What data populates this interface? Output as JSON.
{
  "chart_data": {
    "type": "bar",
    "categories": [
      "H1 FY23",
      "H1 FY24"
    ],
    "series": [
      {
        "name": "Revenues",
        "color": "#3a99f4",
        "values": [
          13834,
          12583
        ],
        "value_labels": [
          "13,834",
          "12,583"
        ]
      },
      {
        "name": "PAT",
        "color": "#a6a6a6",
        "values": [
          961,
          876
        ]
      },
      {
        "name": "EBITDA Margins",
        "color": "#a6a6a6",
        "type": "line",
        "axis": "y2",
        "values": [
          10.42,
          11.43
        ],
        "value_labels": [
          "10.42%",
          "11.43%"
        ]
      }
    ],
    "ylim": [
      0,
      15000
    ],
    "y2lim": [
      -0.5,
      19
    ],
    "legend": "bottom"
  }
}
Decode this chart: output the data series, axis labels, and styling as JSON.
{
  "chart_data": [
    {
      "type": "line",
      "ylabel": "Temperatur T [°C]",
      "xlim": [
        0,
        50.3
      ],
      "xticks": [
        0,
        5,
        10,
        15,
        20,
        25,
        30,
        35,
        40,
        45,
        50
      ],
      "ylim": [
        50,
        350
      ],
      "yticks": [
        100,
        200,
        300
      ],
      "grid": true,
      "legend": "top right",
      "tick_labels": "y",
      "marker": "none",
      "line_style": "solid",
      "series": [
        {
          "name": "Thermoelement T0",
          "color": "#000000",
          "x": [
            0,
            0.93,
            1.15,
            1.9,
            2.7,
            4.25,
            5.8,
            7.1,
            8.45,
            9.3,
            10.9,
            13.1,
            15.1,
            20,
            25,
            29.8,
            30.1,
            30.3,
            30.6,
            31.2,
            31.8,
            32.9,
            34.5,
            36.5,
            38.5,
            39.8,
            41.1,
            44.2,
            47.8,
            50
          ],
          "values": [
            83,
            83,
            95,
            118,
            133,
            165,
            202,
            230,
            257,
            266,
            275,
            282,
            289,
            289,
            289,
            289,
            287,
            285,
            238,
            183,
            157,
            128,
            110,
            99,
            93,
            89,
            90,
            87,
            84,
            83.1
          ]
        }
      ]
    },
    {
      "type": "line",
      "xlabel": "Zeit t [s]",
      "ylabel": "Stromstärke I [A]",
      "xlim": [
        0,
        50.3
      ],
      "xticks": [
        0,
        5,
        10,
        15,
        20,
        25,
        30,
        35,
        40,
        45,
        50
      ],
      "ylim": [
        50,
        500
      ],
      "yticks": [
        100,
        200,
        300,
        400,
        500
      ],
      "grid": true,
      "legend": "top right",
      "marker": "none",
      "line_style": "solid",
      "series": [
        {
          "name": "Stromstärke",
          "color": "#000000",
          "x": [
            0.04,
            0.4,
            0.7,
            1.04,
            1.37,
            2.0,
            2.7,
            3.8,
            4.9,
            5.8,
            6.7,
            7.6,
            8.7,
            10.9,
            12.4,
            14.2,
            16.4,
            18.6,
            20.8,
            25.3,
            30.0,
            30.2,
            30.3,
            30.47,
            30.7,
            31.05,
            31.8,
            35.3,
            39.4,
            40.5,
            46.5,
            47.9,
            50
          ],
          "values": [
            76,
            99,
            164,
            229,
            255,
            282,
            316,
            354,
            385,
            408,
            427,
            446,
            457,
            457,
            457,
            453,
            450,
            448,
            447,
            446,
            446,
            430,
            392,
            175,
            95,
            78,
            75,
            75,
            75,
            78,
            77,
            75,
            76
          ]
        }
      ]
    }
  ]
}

**SHORT PROBLEM:** Copy out each line exactly as written.

**OUTPUT OF THE EXERCISE:**
What data populates this interface? Output as JSON.
{
  "chart_data": {
    "type": "bar",
    "categories": [
      "H1 FY23",
      "H1 FY24"
    ],
    "series": [
      {
        "name": "Revenues",
        "color": "#3a99f4",
        "values": [
          13834,
          12583
        ],
        "value_labels": [
          "13,834",
          "12,583"
        ]
      },
      {
        "name": "PAT",
        "color": "#a6a6a6",
        "values": [
          961,
          876
        ]
      },
      {
        "name": "EBITDA Margins",
        "color": "#a6a6a6",
        "type": "line",
        "axis": "y2",
        "values": [
          10.42,
          11.43
        ],
        "value_labels": [
          "10.42%",
          "11.43%"
        ]
      }
    ],
    "ylim": [
      0,
      15000
    ],
    "y2lim": [
      -0.5,
      19
    ],
    "legend": "bottom"
  }
}
Decode this chart: output the data series, axis labels, and styling as JSON.
{
  "chart_data": [
    {
      "type": "line",
      "ylabel": "Temperatur T [°C]",
      "xlim": [
        0,
        50.3
      ],
      "xticks": [
        0,
        5,
        10,
        15,
        20,
        25,
        30,
        35,
        40,
        45,
        50
      ],
      "ylim": [
        50,
        350
      ],
      "yticks": [
        100,
        200,
        300
      ],
      "grid": true,
      "legend": "top right",
      "tick_labels": "y",
      "marker": "none",
      "line_style": "solid",
      "series": [
        {
          "name": "Thermoelement T0",
          "color": "#000000",
          "x": [
            0,
            0.93,
            1.15,
            1.9,
            2.7,
            4.25,
            5.8,
            7.1,
            8.45,
            9.3,
            10.9,
            13.1,
            15.1,
            20,
            25,
            29.8,
            30.1,
            30.3,
            30.6,
            31.2,
            31.8,
            32.9,
            34.5,
            36.5,
            38.5,
            39.8,
            41.1,
            44.2,
            47.8,
            50
          ],
          "values": [
            83,
            83,
            95,
            118,
            133,
            165,
            202,
            230,
            257,
            266,
            275,
            282,
            289,
            289,
            289,
            289,
            287,
            285,
            238,
            183,
            157,
            128,
            110,
            99,
            93,
            89,
            90,
            87,
            84,
            83.1
          ]
        }
      ]
    },
    {
      "type": "line",
      "xlabel": "Zeit t [s]",
      "ylabel": "Stromstärke I [A]",
      "xlim": [
        0,
        50.3
      ],
      "xticks": [
        0,
        5,
        10,
        15,
        20,
        25,
        30,
        35,
        40,
        45,
        50
      ],
      "ylim": [
        50,
        500
      ],
      "yticks": [
        100,
        200,
        300,
        400,
        500
      ],
      "grid": true,
      "legend": "top right",
      "marker": "none",
      "line_style": "solid",
      "series": [
        {
          "name": "Stromstärke",
          "color": "#000000",
          "x": [
            0.04,
            0.4,
            0.7,
            1.04,
            1.37,
            2.0,
            2.7,
            3.8,
            4.9,
            5.8,
            6.7,
            7.6,
            8.7,
            10.9,
            12.4,
            14.2,
            16.4,
            18.6,
            20.8,
            25.3,
            30.0,
            30.2,
            30.3,
            30.47,
            30.7,
            31.05,
            31.8,
            35.3,
            39.4,
            40.5,
            46.5,
            47.9,
            50
          ],
          "values": [
            76,
            99,
            164,
            229,
            255,
            282,
            316,
            354,
            385,
            408,
            427,
            446,
            457,
            457,
            457,
            453,
            450,
            448,
            447,
            446,
            446,
            430,
            392,
            175,
            95,
            78,
            75,
            75,
            75,
            78,
            77,
            75,
            76
          ]
        }
      ]
    }
  ]
}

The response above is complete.